Each line from the one containing "Extract all readable text from this page." through the end of the listing below must be copied exactly; pictures are excluded.
··· Supplied material
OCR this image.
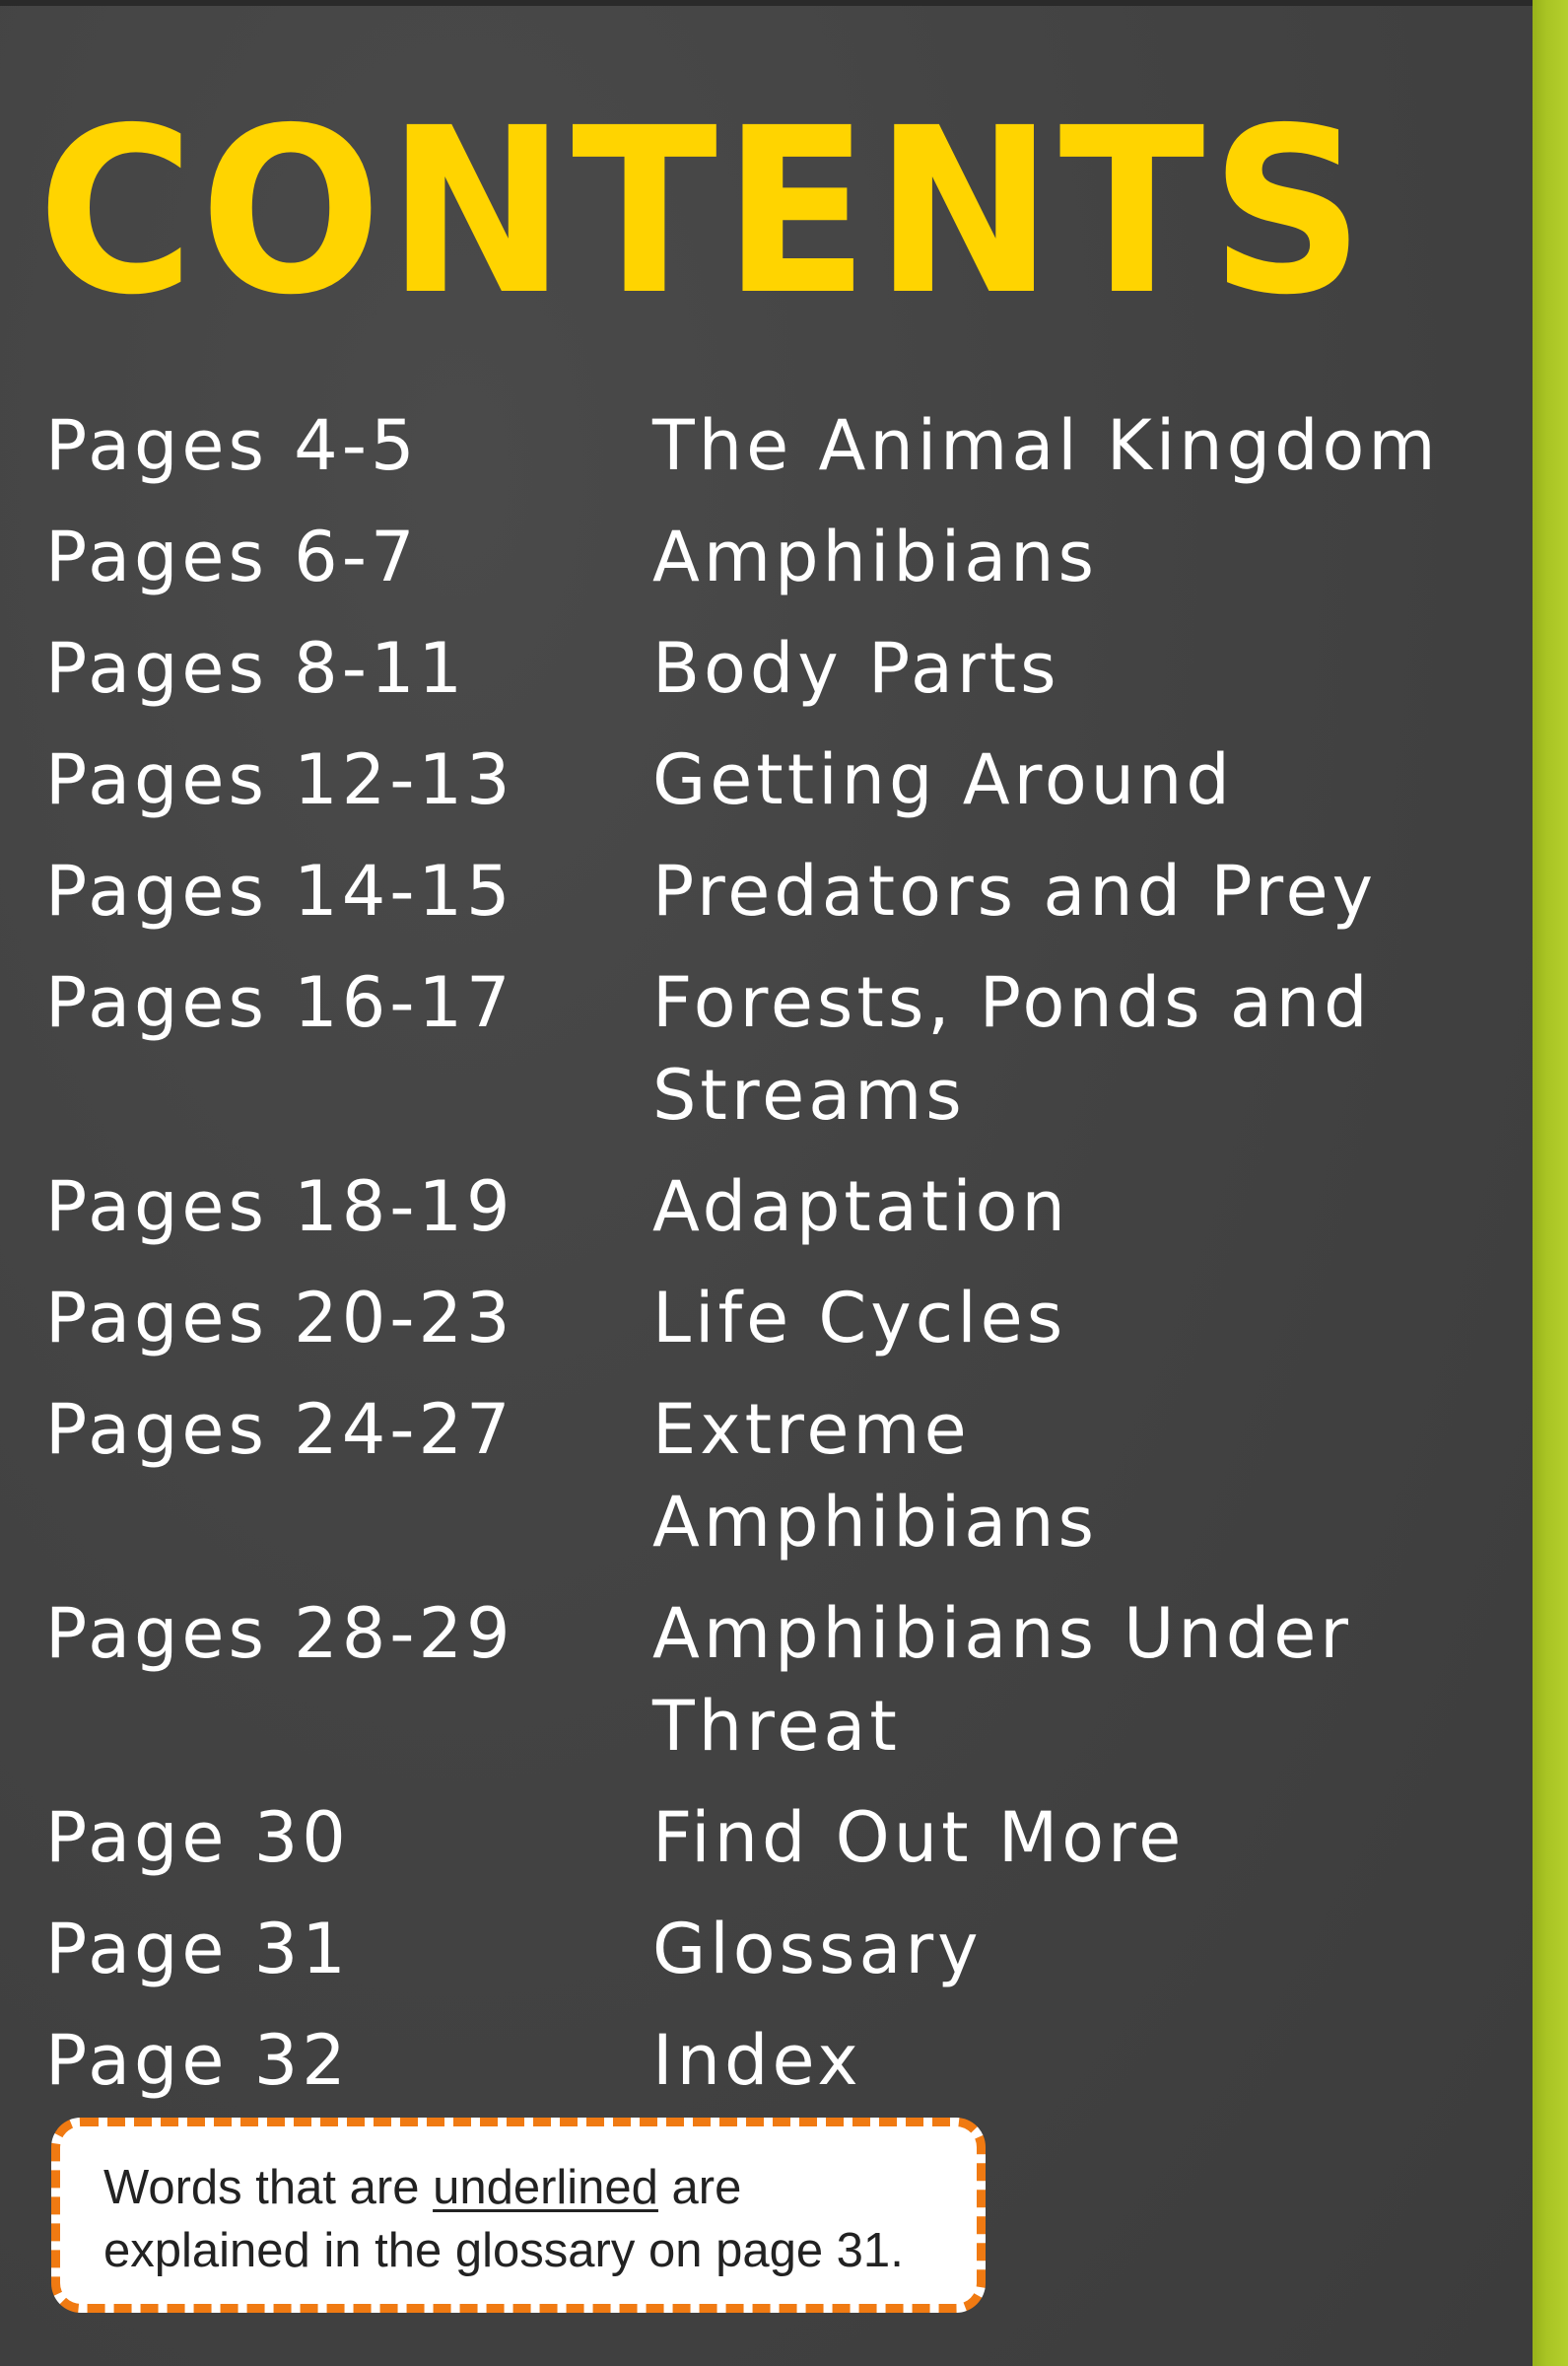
CONTENTS
Pages 4-5	The Animal Kingdom
Pages 6-7	Amphibians
Pages 8-11	Body Parts
Pages 12-13	Getting Around
Pages 14-15	Predators and Prey
Pages 16-17	Forests, Ponds and Streams
Pages 18-19	Adaptation
Pages 20-23	Life Cycles
Pages 24-27	Extreme Amphibians
Pages 28-29	Amphibians Under Threat
Page 30	Find Out More
Page 31	Glossary
Page 32	Index
Words that are underlined are explained in the glossary on page 31.
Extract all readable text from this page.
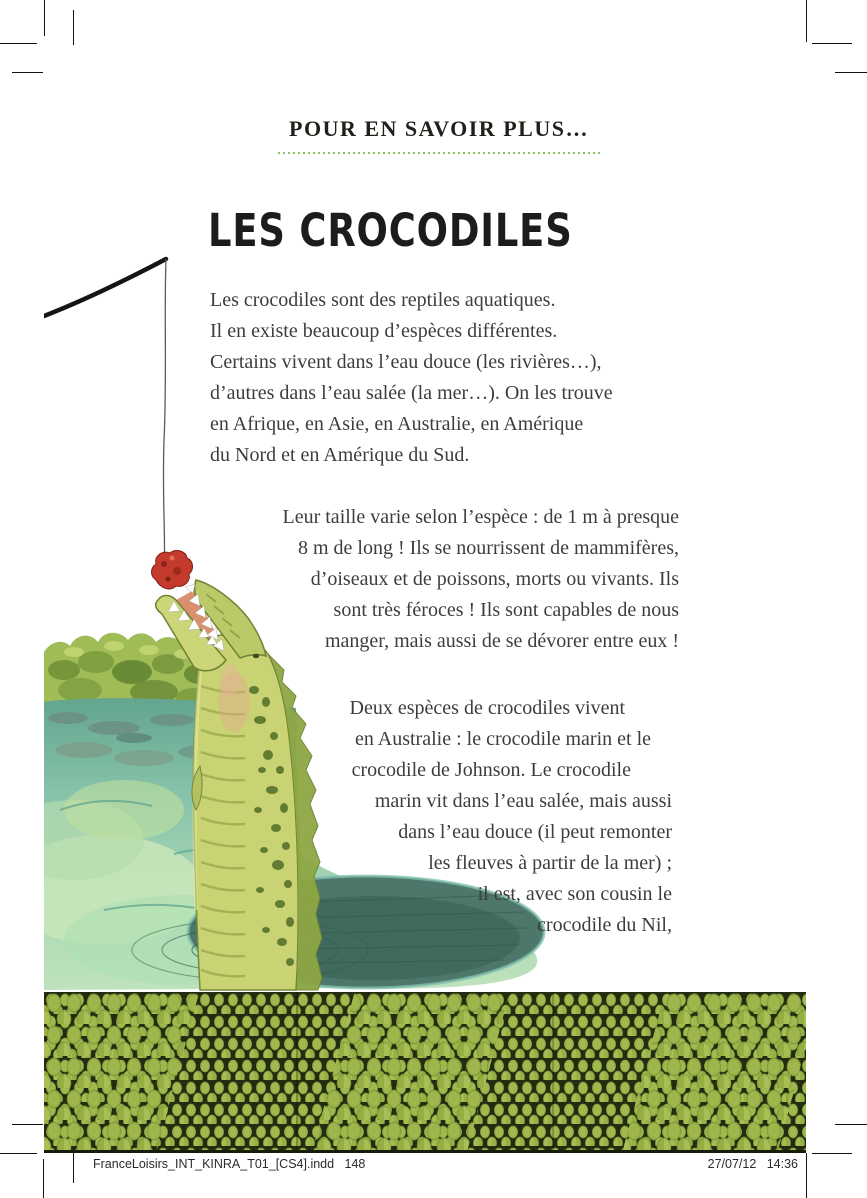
POUR EN SAVOIR PLUS…
LES CROCODILES
Les crocodiles sont des reptiles aquatiques.
Il en existe beaucoup d’espèces différentes.
Certains vivent dans l’eau douce (les rivières…),
d’autres dans l’eau salée (la mer…). On les trouve
en Afrique, en Asie, en Australie, en Amérique
du Nord et en Amérique du Sud.
Leur taille varie selon l’espèce : de 1 m à presque
8 m de long ! Ils se nourrissent de mammifères,
d’oiseaux et de poissons, morts ou vivants. Ils
sont très féroces ! Ils sont capables de nous
manger, mais aussi de se dévorer entre eux !
Deux espèces de crocodiles vivent
en Australie : le crocodile marin et le
crocodile de Johnson. Le crocodile
marin vit dans l’eau salée, mais aussi
dans l’eau douce (il peut remonter
les fleuves à partir de la mer) ;
il est, avec son cousin le
crocodile du Nil,
FranceLoisirs_INT_KINRA_T01_[CS4].indd   148	27/07/12   14:36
······
**Right answer**
Extract all readable text from this page.
POUR EN SAVOIR PLUS…
LES CROCODILES
Les crocodiles sont des reptiles aquatiques.
Il en existe beaucoup d’espèces différentes.
Certains vivent dans l’eau douce (les rivières…),
d’autres dans l’eau salée (la mer…). On les trouve
en Afrique, en Asie, en Australie, en Amérique
du Nord et en Amérique du Sud.
Leur taille varie selon l’espèce : de 1 m à presque
8 m de long ! Ils se nourrissent de mammifères,
d’oiseaux et de poissons, morts ou vivants. Ils
sont très féroces ! Ils sont capables de nous
manger, mais aussi de se dévorer entre eux !
Deux espèces de crocodiles vivent
en Australie : le crocodile marin et le
crocodile de Johnson. Le crocodile
marin vit dans l’eau salée, mais aussi
dans l’eau douce (il peut remonter
les fleuves à partir de la mer) ;
il est, avec son cousin le
crocodile du Nil,
FranceLoisirs_INT_KINRA_T01_[CS4].indd   148	27/07/12   14:36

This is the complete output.